Qu’est-ce que la Nation pour les nationalistes ?


Affiche, exposition internationale de 1937.

Ce texte est composé d’extraits de Jean-Yves Camus, « Les droites nationalistes radicales en France », Dominique Vidal dir., Les Nationalistes à l’assaut de l’Europe, Paris, Demopolis, 2019, pp. 133-152.

Raoul Girardet nous a fourni du nationalisme, dans l’article de l’Encyclopedia Universalis qu’il lui a consacré, une définition qui mérite d’être citée dans son intégralité. Selon lui le terme, d’origine britannique, est apparu en France « à l’extrême-fin du XVIIIe siècle, et pour désigner essentiellement les excès du patriotisme jacobin ».

Il ajoute que le mot « se généralise dans les dernières années du siècle suivant, mais en conservant, dans multiples habitudes les plus courantes de la langue, une triple signification. Il peut en effet être péjorativement employé pour stigmatiser certaines formes outrancières de patriotisme, devenant alors synonyme de chauvinisme. Il peut encore désigner les revendications d’un peuple assujetti aspirant à l’indépendance (…). Il peut enfin servir d’étiquette et de profession de foi à certaines écoles et à certains groupements qui, affirmant la primauté dans l’ordre politique de la défense des valeurs nationales et des intérêts nationaux, sont généralement classés à droite ou à l’extrême-droite de l’opinion politique (les nationalismes barrésien, maurrassien, etc…)1 ».
Il découle de cette définition la constatation que le mot « nationalisme » est étroitement lié à la modernité d’une part, à la forme de l’État-nation d’autre part.

_Actions à mener_
**1)** Résumez en deux phrases l'extrait sur le nationalisme.
**2)** D'après l'extrait sur le nationalisme, à quel moment le mot est-il apparu en France, selon Raoul Girardet ?
**3)** Poursuivez l'extrait sur le nationalisme à la suite de sa dernière phrase.

_Données affichées_
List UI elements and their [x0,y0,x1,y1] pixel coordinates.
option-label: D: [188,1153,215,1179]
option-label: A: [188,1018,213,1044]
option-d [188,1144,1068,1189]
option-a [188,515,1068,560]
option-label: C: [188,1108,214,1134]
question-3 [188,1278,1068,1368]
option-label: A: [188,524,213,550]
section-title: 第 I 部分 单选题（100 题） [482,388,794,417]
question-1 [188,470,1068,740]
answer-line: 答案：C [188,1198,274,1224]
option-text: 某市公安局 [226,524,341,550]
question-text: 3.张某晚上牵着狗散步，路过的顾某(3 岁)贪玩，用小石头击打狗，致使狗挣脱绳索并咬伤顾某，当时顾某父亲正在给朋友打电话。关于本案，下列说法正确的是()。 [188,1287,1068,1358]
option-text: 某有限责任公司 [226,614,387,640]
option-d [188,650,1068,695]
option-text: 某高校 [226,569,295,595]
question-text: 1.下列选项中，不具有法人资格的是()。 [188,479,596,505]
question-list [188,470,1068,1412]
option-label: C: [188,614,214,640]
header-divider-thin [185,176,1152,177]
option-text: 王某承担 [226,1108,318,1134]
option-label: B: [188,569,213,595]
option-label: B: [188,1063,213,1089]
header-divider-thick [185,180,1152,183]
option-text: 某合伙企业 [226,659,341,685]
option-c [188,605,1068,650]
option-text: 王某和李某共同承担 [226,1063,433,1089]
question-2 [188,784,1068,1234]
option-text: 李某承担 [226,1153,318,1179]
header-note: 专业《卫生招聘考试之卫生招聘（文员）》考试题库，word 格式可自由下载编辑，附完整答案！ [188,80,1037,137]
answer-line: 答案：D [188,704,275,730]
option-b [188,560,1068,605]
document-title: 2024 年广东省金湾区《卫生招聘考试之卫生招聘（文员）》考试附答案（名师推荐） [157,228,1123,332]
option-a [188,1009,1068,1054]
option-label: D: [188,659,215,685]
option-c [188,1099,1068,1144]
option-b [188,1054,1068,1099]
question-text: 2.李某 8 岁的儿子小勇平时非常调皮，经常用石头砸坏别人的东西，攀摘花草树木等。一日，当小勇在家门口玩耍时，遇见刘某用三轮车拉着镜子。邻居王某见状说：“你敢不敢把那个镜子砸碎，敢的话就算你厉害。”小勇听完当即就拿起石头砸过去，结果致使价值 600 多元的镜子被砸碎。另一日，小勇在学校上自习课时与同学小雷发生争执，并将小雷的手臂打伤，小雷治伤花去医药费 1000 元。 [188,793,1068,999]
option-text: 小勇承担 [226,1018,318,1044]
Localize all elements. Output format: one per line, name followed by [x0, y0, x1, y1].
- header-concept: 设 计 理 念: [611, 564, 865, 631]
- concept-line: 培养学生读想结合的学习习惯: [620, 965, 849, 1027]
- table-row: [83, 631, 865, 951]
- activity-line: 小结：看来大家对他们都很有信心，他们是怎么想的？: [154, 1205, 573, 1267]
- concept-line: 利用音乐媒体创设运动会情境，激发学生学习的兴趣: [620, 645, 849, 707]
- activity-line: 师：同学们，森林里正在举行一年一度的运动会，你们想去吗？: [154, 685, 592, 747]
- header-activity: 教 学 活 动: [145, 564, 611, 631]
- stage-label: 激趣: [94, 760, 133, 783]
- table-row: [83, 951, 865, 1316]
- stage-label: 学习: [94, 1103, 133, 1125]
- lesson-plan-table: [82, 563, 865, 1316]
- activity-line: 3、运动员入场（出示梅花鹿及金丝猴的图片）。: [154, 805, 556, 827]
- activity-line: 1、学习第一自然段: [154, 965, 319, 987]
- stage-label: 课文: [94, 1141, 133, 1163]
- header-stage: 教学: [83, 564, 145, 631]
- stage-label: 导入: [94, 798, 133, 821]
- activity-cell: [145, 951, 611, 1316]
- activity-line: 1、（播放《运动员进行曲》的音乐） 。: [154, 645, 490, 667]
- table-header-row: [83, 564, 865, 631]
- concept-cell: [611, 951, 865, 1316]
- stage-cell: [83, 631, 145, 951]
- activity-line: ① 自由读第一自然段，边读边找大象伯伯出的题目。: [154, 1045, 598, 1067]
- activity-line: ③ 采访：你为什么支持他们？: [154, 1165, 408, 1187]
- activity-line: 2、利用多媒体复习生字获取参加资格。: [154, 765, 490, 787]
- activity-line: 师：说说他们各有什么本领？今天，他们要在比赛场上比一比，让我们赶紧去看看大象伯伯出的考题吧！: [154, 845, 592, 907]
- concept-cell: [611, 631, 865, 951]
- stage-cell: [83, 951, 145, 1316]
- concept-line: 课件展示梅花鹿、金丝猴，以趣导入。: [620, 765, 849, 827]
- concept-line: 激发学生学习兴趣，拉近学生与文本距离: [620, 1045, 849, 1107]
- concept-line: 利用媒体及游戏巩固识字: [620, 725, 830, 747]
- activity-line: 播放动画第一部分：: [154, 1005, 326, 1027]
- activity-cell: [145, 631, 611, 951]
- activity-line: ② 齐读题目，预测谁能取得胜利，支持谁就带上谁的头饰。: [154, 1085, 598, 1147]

_Réponses par consigne_
**1)** Selon Raoul Girardet, le terme « nationalisme », d'origine britannique, est apparu en France à la toute fin du XVIIIe siècle pour désigner les excès du patriotisme jacobin, puis s'est généralisé à la fin du siècle suivant avec trois sens : un patriotisme outrancier proche du chauvinisme, les revendications d'indépendance d'un peuple assujetti, et l'étiquette de groupements de droite ou d'extrême droite qui placent au premier rang la défense des valeurs et des intérêts nationaux. Il en découle que le mot est étroitement lié à la modernité et à la forme de l'État-nation.

**2)** À l'extrême fin du XVIIIe siècle.

**3)**
On en déduit aussi que le nationalisme et le patriotisme ne sont pas sans rapports dans l’usage courant du mot : les deux termes ne renverraient pas à des idées de nature différente, mais de degré différent, selon une norme d’acceptabilité sociale qui varie dans le temps et l’espace.
Pour s’en tenir à deux exemples français du XXe siècle, la « foi patriotique » évoquée par Raymond Poincaré dans son message aux Chambres du 4 août 1914 évoquant « l’union sacrée » n’était-elle qu’une manifestation d’un réflexe de défense de « la patrie en danger » dans l’esprit de 1793, ou s’agissait-il d’une forme déguisée de nationalisme destinée à légitimer un conflit inutile causé par le choc des intérêts français et allemand ? Alors que le général de Gaulle semble avoir placé son action sous l’étendard du patriotisme, ne peut-on pas dire, avec Jean-Christian Petitfils, que « de Gaulle s’est nourri de l’œuvre de Maurice Barrès dont il adopta le nationalisme républicain, émotif et sentimental2 » ?
Deux faits semblent établis. Le premier est que la Révolution française modifie le rapport des français à la nation parce que, de sujets du souverain, ils accèdent au rang de citoyen d’un État et parce que la souveraineté leur est conférée. Les anciennes fidélités qui faisaient le sentiment d’appartenance à la patrie sont remplacées par des valeurs. Ainsi Monsieur de Charrette a raison, finalement, lorsqu’il exhorte les officiers de l’Armée catholique et royale en leur disant :
« Notre Patrie, c’est notre Foi, notre Terre, notre Roi. Mais leur Patrie à eux, qu’est-ce que c’est ? Vous le comprenez, vous ? Ils veulent détruire les coutumes, l’ordre, la tradition. Alors, qu’est-ce que cette Patrie marguante du passé, sans fidélité, sans amour ? Cette Patrie de billebaude et d’irréligion ? Pour eux, la Patrie semble n’être qu’une idée, pour nous, elle est une terre3 ».
Le deuxième fait indubitable est que, dans la France d’après 1789, si le sentiment patriotique peut être présent dans les catégories modernes de « droite » et de « gauche », sa forme exacerbée qui est le nationalisme tend, dès la fin du XIXe siècle, à migrer définitivement vers la droite et l’extrême droite du spectre politique en prenant, en particulier, un tour xénophobe et souvent antisémite bien que n’étant fondé, chez Barrès et Maurras, sur aucun sentiment de supériorité proprement raciale.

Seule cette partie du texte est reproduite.